(The data)
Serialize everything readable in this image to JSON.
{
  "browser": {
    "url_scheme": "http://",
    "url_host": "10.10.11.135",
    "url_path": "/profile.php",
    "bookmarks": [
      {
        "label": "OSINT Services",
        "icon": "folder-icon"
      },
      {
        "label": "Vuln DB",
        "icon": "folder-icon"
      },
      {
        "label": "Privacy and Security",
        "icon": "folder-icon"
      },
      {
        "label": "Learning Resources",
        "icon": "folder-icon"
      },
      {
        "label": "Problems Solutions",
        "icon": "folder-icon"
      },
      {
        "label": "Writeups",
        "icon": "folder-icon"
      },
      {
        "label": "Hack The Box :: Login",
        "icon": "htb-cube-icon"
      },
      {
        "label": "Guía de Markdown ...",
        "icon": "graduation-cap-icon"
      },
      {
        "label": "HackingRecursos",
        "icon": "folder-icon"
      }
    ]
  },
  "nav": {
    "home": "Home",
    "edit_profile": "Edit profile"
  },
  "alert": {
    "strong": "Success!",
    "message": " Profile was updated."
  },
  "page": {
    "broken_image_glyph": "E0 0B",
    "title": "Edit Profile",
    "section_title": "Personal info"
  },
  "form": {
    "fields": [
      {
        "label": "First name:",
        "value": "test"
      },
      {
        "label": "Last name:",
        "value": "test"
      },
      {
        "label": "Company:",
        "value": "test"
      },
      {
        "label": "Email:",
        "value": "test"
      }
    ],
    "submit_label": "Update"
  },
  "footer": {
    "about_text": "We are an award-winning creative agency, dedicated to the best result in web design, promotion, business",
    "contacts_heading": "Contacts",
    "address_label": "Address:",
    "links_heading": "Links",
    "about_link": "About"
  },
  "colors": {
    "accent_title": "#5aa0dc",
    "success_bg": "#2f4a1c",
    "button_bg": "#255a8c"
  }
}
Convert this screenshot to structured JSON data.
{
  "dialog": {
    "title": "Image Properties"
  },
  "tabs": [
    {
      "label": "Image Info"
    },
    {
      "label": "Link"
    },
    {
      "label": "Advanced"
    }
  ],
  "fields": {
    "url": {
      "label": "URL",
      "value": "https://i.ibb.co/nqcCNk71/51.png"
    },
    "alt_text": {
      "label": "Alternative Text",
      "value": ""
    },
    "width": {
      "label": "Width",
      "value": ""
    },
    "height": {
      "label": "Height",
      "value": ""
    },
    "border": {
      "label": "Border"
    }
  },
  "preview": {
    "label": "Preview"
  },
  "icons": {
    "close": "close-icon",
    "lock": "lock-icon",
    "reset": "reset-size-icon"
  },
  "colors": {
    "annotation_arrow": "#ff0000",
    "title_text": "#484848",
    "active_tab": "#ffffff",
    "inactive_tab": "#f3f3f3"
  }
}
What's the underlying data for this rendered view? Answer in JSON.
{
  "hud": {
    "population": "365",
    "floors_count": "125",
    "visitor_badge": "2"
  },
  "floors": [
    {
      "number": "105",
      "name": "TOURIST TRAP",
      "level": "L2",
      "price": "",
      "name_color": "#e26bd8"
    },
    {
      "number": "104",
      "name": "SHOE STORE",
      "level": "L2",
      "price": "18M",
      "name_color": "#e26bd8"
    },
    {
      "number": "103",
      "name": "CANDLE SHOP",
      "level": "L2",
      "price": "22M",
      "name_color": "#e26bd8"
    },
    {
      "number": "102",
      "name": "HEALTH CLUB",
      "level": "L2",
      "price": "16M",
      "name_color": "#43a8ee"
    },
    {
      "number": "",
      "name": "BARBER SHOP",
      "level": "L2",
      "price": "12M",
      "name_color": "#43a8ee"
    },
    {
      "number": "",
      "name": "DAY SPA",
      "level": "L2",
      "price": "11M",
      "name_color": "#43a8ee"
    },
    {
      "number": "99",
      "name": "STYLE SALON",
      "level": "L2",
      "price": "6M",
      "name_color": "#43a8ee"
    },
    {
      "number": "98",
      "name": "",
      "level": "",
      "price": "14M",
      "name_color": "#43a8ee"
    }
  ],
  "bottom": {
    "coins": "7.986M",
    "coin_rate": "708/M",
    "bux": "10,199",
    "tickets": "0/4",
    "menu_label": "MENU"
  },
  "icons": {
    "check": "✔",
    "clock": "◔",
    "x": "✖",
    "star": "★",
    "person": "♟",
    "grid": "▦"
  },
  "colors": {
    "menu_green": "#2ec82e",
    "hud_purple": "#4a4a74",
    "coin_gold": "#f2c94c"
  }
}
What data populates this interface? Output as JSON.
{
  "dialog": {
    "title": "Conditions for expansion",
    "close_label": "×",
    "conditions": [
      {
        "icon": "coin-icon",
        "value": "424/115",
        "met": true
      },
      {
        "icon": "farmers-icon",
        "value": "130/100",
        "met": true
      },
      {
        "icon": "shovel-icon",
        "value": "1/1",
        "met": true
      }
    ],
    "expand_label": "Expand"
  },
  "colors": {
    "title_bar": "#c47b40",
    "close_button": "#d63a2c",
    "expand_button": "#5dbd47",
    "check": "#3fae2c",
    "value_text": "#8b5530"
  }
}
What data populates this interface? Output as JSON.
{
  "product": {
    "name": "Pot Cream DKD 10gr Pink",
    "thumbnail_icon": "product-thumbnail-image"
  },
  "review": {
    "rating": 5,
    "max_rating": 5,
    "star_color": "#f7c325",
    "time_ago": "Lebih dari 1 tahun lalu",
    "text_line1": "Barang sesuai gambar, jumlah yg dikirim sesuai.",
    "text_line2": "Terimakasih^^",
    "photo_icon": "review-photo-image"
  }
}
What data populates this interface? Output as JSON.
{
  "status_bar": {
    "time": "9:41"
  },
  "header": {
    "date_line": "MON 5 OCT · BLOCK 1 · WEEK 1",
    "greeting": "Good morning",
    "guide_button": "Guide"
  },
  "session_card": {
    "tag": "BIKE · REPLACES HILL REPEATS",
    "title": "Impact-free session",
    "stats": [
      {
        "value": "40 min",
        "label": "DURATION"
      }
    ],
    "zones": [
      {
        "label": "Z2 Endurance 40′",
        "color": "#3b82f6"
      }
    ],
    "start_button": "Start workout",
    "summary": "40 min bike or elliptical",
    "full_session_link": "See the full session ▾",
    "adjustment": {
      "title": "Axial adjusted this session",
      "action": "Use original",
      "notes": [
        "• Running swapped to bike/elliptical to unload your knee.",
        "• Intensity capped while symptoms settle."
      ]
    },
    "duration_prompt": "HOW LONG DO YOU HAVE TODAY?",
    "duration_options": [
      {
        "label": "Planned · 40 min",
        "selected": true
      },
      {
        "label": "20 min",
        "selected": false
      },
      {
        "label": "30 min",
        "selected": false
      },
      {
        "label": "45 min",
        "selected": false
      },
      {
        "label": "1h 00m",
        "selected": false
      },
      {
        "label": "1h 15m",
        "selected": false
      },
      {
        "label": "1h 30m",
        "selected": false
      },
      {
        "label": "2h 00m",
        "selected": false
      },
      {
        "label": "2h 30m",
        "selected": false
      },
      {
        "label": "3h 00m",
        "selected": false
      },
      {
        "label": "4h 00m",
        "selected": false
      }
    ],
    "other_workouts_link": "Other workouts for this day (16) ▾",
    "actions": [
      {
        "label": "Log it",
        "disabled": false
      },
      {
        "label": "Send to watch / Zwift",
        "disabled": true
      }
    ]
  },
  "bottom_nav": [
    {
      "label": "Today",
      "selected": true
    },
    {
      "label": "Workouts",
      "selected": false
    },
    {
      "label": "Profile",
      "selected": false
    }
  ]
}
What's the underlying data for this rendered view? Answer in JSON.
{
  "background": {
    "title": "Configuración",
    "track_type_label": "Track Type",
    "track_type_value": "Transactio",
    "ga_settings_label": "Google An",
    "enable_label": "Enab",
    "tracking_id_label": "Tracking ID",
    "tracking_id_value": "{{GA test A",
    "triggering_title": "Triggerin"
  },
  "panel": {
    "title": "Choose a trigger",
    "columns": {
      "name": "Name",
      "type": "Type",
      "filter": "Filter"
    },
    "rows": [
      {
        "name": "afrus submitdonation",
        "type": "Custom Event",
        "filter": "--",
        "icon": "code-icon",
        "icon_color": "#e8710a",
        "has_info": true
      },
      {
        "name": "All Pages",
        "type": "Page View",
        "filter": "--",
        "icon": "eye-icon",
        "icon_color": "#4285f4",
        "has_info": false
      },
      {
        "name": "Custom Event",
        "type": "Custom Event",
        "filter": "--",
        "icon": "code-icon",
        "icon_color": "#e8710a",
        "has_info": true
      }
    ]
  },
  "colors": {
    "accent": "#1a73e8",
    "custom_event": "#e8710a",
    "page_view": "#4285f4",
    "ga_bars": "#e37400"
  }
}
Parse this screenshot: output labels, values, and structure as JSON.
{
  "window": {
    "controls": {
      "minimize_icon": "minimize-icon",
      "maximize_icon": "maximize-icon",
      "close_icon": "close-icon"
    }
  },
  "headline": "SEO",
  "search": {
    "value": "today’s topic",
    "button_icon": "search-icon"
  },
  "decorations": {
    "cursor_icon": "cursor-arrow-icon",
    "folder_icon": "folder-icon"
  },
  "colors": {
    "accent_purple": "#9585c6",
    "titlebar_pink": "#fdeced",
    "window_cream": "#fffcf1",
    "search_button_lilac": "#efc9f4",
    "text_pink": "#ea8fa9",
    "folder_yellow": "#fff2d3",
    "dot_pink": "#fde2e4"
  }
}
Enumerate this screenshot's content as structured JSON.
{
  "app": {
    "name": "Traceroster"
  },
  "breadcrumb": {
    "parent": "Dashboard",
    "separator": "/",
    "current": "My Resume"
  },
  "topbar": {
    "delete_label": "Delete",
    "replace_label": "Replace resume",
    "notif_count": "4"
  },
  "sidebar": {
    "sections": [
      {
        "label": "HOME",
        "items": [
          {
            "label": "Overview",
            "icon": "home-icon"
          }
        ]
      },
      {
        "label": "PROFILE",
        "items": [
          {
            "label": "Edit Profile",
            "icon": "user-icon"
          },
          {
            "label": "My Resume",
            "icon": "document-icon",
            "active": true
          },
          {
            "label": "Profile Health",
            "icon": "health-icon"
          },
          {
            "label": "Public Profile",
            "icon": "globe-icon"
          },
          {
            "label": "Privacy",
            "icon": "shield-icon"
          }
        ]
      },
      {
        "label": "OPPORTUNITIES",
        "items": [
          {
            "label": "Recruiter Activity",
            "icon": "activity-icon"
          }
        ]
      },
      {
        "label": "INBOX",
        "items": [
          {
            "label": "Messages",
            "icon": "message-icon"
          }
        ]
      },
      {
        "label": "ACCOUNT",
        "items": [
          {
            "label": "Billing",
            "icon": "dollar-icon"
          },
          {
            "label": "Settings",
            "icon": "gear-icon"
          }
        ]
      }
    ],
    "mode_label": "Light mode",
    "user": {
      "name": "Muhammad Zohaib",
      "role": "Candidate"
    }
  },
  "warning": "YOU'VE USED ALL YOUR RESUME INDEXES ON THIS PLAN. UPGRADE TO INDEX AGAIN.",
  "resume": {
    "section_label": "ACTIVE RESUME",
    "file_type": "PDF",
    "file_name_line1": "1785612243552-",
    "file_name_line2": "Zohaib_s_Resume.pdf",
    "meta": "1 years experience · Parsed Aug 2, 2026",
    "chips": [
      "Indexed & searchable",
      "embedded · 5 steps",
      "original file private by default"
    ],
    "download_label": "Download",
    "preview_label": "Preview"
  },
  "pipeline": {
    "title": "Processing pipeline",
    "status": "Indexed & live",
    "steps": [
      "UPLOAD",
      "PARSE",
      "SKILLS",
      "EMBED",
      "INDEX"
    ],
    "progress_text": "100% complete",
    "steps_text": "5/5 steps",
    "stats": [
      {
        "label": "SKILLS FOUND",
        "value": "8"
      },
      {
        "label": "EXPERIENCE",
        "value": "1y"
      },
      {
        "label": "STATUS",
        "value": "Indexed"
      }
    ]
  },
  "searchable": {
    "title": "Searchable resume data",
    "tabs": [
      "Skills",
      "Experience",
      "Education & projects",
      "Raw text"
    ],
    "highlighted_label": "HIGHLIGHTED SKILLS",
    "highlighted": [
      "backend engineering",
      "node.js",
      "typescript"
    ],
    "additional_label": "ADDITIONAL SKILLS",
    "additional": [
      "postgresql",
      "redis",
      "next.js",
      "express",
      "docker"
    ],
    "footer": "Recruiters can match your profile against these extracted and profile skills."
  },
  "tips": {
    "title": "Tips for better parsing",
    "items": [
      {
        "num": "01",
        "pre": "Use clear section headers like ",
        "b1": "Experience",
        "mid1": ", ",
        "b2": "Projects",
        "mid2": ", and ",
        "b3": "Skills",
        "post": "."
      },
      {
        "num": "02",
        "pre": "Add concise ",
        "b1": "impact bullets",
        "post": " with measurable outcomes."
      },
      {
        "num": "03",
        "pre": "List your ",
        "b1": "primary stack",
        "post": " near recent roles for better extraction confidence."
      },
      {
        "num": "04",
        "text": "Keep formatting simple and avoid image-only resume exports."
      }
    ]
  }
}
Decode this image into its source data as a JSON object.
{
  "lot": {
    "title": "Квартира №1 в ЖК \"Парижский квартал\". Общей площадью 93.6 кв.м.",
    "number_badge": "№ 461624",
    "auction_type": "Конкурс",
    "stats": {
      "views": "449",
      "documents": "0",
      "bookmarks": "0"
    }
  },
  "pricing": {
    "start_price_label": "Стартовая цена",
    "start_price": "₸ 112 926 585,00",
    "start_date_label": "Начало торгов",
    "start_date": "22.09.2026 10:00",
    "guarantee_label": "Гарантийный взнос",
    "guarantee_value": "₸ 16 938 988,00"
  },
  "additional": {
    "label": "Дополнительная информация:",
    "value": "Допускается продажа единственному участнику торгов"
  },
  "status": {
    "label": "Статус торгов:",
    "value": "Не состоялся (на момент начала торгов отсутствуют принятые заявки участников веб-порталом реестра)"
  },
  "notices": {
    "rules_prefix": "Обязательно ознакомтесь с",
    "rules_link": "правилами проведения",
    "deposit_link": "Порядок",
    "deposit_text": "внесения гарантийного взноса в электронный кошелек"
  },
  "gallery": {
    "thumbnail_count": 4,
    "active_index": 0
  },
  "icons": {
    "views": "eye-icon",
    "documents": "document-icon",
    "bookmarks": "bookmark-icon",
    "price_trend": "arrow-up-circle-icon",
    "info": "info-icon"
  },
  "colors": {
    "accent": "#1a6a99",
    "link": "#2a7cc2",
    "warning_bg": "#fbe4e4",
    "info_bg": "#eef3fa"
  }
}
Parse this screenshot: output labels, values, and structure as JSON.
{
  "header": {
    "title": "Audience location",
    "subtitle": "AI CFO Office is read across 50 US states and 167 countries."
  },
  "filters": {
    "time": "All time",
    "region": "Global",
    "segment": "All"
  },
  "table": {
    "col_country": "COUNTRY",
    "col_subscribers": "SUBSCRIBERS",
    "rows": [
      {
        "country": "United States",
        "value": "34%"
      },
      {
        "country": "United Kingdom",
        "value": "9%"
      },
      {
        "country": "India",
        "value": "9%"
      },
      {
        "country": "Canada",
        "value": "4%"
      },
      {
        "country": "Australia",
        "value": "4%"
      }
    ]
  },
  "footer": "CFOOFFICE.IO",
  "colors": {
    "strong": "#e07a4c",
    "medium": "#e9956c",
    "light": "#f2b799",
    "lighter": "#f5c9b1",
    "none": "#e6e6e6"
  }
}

(What is needed)
Pick out, from the lines above, every one that contains the string "better".

(Solution for this task)
    "title": "Tips for better parsing",
        "post": " near recent roles for better extraction confidence."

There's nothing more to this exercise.